- _GOAL OF THE EXERCISE_
Every line that contains the word "color" should be copied.

- _INFORMATION PROVIDED_
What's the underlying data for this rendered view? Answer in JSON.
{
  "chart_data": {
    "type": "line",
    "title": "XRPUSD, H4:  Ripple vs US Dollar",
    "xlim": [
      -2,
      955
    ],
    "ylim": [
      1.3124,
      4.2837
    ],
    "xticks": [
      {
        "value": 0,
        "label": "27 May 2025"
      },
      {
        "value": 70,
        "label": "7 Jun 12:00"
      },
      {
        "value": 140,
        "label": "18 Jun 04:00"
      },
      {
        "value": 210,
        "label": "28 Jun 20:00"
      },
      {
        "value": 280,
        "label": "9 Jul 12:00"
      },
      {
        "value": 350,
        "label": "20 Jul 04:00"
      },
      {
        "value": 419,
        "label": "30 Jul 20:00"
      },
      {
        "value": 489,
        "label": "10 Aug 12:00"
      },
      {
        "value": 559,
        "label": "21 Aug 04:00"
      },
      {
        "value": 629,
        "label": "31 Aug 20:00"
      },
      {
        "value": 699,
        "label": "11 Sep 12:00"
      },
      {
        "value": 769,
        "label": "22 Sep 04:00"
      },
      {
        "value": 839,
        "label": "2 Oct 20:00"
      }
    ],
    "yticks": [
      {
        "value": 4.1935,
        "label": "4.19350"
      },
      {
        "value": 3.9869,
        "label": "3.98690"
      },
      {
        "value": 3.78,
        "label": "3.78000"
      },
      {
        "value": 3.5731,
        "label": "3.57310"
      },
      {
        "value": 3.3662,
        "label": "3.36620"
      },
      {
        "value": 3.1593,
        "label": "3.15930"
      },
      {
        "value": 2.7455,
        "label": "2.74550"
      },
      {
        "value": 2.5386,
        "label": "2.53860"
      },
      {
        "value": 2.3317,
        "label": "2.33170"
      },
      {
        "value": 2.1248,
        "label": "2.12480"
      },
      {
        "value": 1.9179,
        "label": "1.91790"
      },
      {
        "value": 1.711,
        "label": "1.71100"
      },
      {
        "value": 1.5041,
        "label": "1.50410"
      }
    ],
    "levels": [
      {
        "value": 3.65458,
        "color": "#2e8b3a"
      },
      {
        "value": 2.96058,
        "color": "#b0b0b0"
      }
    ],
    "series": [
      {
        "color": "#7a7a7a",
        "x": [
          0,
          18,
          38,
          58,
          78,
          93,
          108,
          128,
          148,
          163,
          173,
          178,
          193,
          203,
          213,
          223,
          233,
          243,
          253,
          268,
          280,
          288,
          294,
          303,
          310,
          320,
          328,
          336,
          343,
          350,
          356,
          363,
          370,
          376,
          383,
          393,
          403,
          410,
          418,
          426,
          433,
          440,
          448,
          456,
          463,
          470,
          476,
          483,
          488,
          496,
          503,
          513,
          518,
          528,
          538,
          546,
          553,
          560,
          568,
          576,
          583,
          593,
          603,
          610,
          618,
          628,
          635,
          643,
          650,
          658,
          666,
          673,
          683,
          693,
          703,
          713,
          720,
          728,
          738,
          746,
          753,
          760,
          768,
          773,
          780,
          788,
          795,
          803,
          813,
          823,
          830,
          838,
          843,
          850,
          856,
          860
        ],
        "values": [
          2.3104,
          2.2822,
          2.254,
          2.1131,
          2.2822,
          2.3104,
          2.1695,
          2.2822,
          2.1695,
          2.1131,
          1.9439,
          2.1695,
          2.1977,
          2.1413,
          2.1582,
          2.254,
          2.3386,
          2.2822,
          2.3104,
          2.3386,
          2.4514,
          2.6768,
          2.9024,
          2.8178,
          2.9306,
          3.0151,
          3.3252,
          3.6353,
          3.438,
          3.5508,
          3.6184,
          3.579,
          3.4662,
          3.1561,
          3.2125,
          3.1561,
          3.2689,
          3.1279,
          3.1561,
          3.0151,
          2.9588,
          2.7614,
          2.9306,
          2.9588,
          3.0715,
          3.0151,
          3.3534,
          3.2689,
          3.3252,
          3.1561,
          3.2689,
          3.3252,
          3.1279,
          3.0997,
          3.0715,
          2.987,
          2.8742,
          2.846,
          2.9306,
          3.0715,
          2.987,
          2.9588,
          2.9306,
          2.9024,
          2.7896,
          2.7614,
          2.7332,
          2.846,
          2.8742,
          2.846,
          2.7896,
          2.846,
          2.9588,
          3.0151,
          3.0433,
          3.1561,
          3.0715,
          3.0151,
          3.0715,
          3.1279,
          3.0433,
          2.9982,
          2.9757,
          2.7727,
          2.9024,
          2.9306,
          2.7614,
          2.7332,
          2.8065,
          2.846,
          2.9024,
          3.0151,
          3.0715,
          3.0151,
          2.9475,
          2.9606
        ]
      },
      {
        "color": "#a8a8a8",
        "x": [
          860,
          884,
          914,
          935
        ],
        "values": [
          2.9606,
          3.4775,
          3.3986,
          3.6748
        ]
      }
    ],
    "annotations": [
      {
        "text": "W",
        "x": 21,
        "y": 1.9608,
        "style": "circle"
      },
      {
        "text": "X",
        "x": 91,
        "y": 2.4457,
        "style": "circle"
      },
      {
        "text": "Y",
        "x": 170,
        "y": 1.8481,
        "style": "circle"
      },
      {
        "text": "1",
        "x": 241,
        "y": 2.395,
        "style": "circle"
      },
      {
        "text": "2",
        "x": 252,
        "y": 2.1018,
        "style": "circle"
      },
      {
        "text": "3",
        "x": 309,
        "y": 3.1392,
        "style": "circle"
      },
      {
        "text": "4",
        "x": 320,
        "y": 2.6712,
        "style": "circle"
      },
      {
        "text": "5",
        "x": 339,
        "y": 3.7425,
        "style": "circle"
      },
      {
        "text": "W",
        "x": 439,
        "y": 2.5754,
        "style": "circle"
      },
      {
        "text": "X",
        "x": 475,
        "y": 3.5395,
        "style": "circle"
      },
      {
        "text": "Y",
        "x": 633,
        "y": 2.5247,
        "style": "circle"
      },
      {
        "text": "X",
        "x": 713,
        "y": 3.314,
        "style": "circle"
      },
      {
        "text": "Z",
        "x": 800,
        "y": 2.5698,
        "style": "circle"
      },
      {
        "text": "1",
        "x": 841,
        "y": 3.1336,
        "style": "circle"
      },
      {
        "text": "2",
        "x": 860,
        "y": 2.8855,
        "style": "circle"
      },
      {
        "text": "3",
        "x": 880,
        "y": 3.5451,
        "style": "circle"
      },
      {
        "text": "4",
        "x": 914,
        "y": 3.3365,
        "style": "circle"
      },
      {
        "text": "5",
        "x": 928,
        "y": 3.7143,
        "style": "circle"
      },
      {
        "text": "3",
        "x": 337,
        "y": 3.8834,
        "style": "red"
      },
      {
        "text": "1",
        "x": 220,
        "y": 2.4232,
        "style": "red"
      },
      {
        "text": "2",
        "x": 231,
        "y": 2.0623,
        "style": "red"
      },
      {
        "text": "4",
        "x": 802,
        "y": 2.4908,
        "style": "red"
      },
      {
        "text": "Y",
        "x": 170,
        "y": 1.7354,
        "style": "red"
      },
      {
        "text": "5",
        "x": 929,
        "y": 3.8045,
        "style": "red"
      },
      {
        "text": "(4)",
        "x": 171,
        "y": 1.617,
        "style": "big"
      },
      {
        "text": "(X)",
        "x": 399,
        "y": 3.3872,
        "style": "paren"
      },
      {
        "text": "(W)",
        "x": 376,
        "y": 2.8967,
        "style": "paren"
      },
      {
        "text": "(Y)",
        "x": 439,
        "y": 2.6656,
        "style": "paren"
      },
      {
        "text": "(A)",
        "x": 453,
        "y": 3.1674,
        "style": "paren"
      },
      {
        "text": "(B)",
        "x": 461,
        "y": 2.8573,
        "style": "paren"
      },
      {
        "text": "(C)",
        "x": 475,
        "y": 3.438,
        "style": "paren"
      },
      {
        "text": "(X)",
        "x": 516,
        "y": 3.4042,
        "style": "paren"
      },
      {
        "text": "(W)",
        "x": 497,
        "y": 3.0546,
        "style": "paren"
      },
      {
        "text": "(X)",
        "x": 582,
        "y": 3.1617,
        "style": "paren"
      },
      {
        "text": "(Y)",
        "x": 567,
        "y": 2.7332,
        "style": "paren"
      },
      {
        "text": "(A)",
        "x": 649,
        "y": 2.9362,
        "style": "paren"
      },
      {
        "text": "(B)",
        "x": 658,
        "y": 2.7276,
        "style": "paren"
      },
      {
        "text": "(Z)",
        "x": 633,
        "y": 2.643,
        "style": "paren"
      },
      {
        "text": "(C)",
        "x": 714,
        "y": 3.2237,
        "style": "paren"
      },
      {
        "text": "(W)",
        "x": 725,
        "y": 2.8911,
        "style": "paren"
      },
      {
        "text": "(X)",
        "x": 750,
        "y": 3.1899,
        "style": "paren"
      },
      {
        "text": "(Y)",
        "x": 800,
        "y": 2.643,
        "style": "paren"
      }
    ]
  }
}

- _FINISHED EXERCISE_
        "color": "#2e8b3a"
        "color": "#b0b0b0"
        "color": "#7a7a7a",
        "color": "#a8a8a8",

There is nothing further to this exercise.